* [EXERCISE OBJECTIVE] Beneath this task is a listing; retype all of it exactly.
--- start of RECORDS TO PROCESS ---
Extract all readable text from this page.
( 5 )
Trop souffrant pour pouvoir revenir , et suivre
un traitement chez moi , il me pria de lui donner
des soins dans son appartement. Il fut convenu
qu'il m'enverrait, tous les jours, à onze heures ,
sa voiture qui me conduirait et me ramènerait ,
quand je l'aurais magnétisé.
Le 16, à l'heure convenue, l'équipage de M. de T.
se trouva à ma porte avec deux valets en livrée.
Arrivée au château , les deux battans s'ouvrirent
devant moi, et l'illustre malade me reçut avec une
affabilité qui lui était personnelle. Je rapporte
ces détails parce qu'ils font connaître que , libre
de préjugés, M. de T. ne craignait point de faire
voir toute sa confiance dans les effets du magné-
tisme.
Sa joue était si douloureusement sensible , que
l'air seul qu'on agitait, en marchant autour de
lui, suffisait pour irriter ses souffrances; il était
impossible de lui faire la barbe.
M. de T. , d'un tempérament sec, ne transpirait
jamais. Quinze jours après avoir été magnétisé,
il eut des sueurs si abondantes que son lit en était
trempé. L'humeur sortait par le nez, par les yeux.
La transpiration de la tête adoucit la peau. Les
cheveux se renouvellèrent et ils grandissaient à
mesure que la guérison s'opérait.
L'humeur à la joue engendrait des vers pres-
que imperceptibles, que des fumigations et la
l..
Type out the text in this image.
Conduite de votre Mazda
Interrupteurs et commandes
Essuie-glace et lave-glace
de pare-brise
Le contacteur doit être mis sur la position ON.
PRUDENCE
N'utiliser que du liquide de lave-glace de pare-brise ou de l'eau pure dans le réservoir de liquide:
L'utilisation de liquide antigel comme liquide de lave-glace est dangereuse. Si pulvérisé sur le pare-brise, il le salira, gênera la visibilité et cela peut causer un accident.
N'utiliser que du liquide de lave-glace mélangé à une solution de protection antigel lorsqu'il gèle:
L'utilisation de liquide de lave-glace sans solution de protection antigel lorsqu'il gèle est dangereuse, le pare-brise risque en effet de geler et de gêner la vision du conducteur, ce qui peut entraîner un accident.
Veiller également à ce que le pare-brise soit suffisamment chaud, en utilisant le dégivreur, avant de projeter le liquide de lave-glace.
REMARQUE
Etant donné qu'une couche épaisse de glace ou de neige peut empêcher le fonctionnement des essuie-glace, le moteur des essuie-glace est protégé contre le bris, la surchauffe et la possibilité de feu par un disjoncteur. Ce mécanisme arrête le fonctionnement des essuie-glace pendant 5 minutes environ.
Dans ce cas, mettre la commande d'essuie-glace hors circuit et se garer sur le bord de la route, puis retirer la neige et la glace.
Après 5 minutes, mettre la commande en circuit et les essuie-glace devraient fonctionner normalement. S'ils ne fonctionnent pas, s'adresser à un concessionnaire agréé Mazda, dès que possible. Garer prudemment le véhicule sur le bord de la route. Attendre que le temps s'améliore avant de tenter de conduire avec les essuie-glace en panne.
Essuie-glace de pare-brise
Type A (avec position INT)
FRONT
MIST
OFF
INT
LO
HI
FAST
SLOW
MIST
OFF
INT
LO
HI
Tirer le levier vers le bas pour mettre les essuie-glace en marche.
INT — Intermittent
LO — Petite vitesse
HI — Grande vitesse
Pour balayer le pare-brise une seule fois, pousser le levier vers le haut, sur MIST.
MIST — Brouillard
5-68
--- end of RECORDS TO PROCESS ---
* [SOLUTION TO THIS PROBLEM]
Extract all readable text from this page.
( 5 )
Trop souffrant pour pouvoir revenir , et suivre
un traitement chez moi , il me pria de lui donner
des soins dans son appartement. Il fut convenu
qu'il m'enverrait, tous les jours, à onze heures ,
sa voiture qui me conduirait et me ramènerait ,
quand je l'aurais magnétisé.
Le 16, à l'heure convenue, l'équipage de M. de T.
se trouva à ma porte avec deux valets en livrée.
Arrivée au château , les deux battans s'ouvrirent
devant moi, et l'illustre malade me reçut avec une
affabilité qui lui était personnelle. Je rapporte
ces détails parce qu'ils font connaître que , libre
de préjugés, M. de T. ne craignait point de faire
voir toute sa confiance dans les effets du magné-
tisme.
Sa joue était si douloureusement sensible , que
l'air seul qu'on agitait, en marchant autour de
lui, suffisait pour irriter ses souffrances; il était
impossible de lui faire la barbe.
M. de T. , d'un tempérament sec, ne transpirait
jamais. Quinze jours après avoir été magnétisé,
il eut des sueurs si abondantes que son lit en était
trempé. L'humeur sortait par le nez, par les yeux.
La transpiration de la tête adoucit la peau. Les
cheveux se renouvellèrent et ils grandissaient à
mesure que la guérison s'opérait.
L'humeur à la joue engendrait des vers pres-
que imperceptibles, que des fumigations et la
l..
Type out the text in this image.
Conduite de votre Mazda
Interrupteurs et commandes
Essuie-glace et lave-glace
de pare-brise
Le contacteur doit être mis sur la position ON.
PRUDENCE
N'utiliser que du liquide de lave-glace de pare-brise ou de l'eau pure dans le réservoir de liquide:
L'utilisation de liquide antigel comme liquide de lave-glace est dangereuse. Si pulvérisé sur le pare-brise, il le salira, gênera la visibilité et cela peut causer un accident.
N'utiliser que du liquide de lave-glace mélangé à une solution de protection antigel lorsqu'il gèle:
L'utilisation de liquide de lave-glace sans solution de protection antigel lorsqu'il gèle est dangereuse, le pare-brise risque en effet de geler et de gêner la vision du conducteur, ce qui peut entraîner un accident.
Veiller également à ce que le pare-brise soit suffisamment chaud, en utilisant le dégivreur, avant de projeter le liquide de lave-glace.
REMARQUE
Etant donné qu'une couche épaisse de glace ou de neige peut empêcher le fonctionnement des essuie-glace, le moteur des essuie-glace est protégé contre le bris, la surchauffe et la possibilité de feu par un disjoncteur. Ce mécanisme arrête le fonctionnement des essuie-glace pendant 5 minutes environ.
Dans ce cas, mettre la commande d'essuie-glace hors circuit et se garer sur le bord de la route, puis retirer la neige et la glace.
Après 5 minutes, mettre la commande en circuit et les essuie-glace devraient fonctionner normalement. S'ils ne fonctionnent pas, s'adresser à un concessionnaire agréé Mazda, dès que possible. Garer prudemment le véhicule sur le bord de la route. Attendre que le temps s'améliore avant de tenter de conduire avec les essuie-glace en panne.
Essuie-glace de pare-brise
Type A (avec position INT)
FRONT
MIST
OFF
INT
LO
HI
FAST
SLOW
MIST
OFF
INT
LO
HI
Tirer le levier vers le bas pour mettre les essuie-glace en marche.
INT — Intermittent
LO — Petite vitesse
HI — Grande vitesse
Pour balayer le pare-brise une seule fois, pousser le levier vers le haut, sur MIST.
MIST — Brouillard
5-68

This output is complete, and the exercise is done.